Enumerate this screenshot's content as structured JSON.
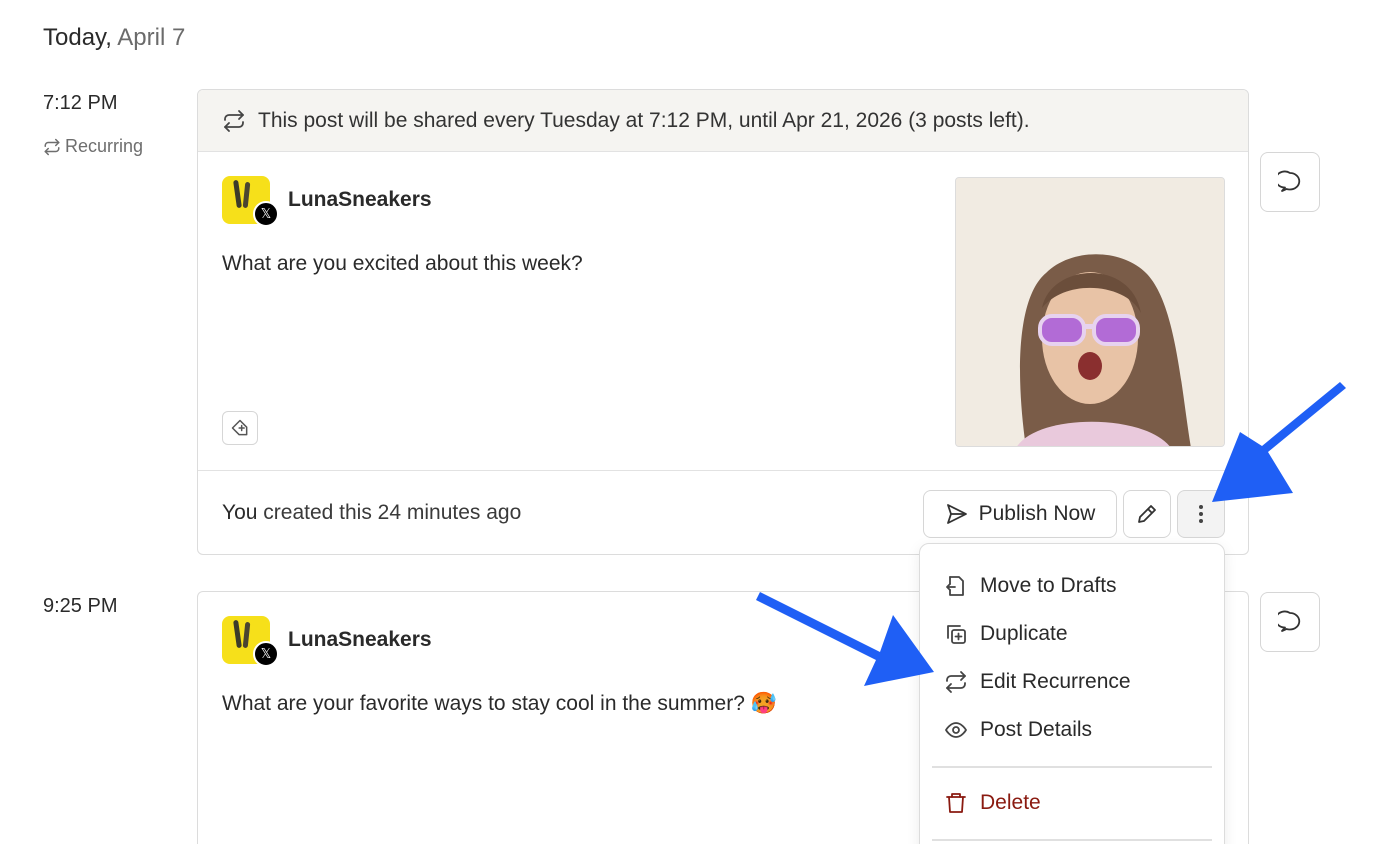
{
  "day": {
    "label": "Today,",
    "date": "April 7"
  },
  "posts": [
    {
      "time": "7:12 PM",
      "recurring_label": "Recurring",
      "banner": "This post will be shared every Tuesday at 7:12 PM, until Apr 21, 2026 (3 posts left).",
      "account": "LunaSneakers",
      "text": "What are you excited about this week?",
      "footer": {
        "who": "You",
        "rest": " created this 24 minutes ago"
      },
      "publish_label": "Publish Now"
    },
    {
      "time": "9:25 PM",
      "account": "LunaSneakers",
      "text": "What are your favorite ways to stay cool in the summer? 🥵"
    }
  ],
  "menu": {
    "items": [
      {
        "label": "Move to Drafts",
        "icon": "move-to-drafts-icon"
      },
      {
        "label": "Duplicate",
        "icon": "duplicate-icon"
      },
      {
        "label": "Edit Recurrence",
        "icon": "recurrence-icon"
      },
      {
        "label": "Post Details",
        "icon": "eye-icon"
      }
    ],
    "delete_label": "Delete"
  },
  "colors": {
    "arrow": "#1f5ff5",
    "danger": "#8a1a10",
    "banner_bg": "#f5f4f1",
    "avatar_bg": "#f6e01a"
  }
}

### What you have to do
Repeat all of the records verbatim, leaving out the pictures.

### Correct answer
Enumerate this screenshot's content as structured JSON.
{
  "day": {
    "label": "Today,",
    "date": "April 7"
  },
  "posts": [
    {
      "time": "7:12 PM",
      "recurring_label": "Recurring",
      "banner": "This post will be shared every Tuesday at 7:12 PM, until Apr 21, 2026 (3 posts left).",
      "account": "LunaSneakers",
      "text": "What are you excited about this week?",
      "footer": {
        "who": "You",
        "rest": " created this 24 minutes ago"
      },
      "publish_label": "Publish Now"
    },
    {
      "time": "9:25 PM",
      "account": "LunaSneakers",
      "text": "What are your favorite ways to stay cool in the summer? 🥵"
    }
  ],
  "menu": {
    "items": [
      {
        "label": "Move to Drafts",
        "icon": "move-to-drafts-icon"
      },
      {
        "label": "Duplicate",
        "icon": "duplicate-icon"
      },
      {
        "label": "Edit Recurrence",
        "icon": "recurrence-icon"
      },
      {
        "label": "Post Details",
        "icon": "eye-icon"
      }
    ],
    "delete_label": "Delete"
  },
  "colors": {
    "arrow": "#1f5ff5",
    "danger": "#8a1a10",
    "banner_bg": "#f5f4f1",
    "avatar_bg": "#f6e01a"
  }
}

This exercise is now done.